## TEXT PROVIDED
***
When did you experience proximity in urban living for the first time?

❓ When did you first experience proximity to diverse local amenities, services and spaces as a value in your urban lifestyle?

💛 I experienced glimpses of this value on my summer childhood visits to the southern Swedish city of Malmö, where, unlike at home in our car-dependent southern Californian lifestyle, we would often rely on foot and public transit to move around the suburbs and city.

💡 Those summer family holidays left a big impression on my value system- something I didn’t even realize clearly until much later in life.

However, it was in Seattle in my early 20’s that I experienced a walkable urban lifestyle as a daily reality for the first time.

After getting my BA, I moved to this Pacific Northwest city and was quite immediately taken with my new lifestyle. I had two jobs, one of which I could walk to, right in the neighborhood, and the other which I took a bus too. I couldn’t afford to buy a car, but I also didn’t want or need one.

🧺 I had multiple grocery options within a 10-15 minute walk from my home and quite gloriously, a fabulous weekly farmers market (from Spring through Autumn) that set up right in the parking lot next to my apartment building each weekend

This is where my love of urbanism and mobility really began to take shape (also, photography….)
***
## DIRECTIVES
A: In the piece on walkable city living, shorten the paragraph beginning "After getting my BA" into a short bulleted list that keeps its main facts.
B: Carry the piece about first experiencing a walkable urban lifestyle further, starting right after its final sentence.

## DATA SHOWN
***
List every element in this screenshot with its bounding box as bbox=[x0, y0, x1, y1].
***
## ANSWERS PER TASK
A:
- Moved to the Pacific Northwest city after earning a BA and liked the new lifestyle right away
- Held two jobs: one within walking distance in the neighborhood, the other reached by bus
- Couldn't afford a car, but didn't want or need one either

B:
📷 Sidewalk in Seattle on an Autumn day (2000) // Annika Lundkvist

🚶🏽‍♀️ 🚍 I loved being able to either walk or take the bus to work and also the fact that these were ‘everyday modes’ for people in these neighborhoods & not stigmatized.

I ended up having more chapters of life in different places that led me to understanding the value of proximity in my local life- most notably, years later in a central Swedish city where, as a mother to two young children, I quietly thrilled in having a lifestyle where everything I needed was within a 15-minute walk.

It was in this city that I also learned about the 15-minute city concept in 2020 and was fascinated as I knew from experience the value of this type of lifestyle and the benefit it could bring in urban transformation.

📖 In the book ‘The 15-Minute City: A Solution to Saving Our Time & Our Planet’, author Carlos Moreno writes that the 15-minute city and the 30-minute territory ‘…..invite us to rethink the way we live; to value proximity, community, and sustainability; and to create livable cities for current and future generations.’

💭 💭 💭 When did you experience proximity in urban life for the first time?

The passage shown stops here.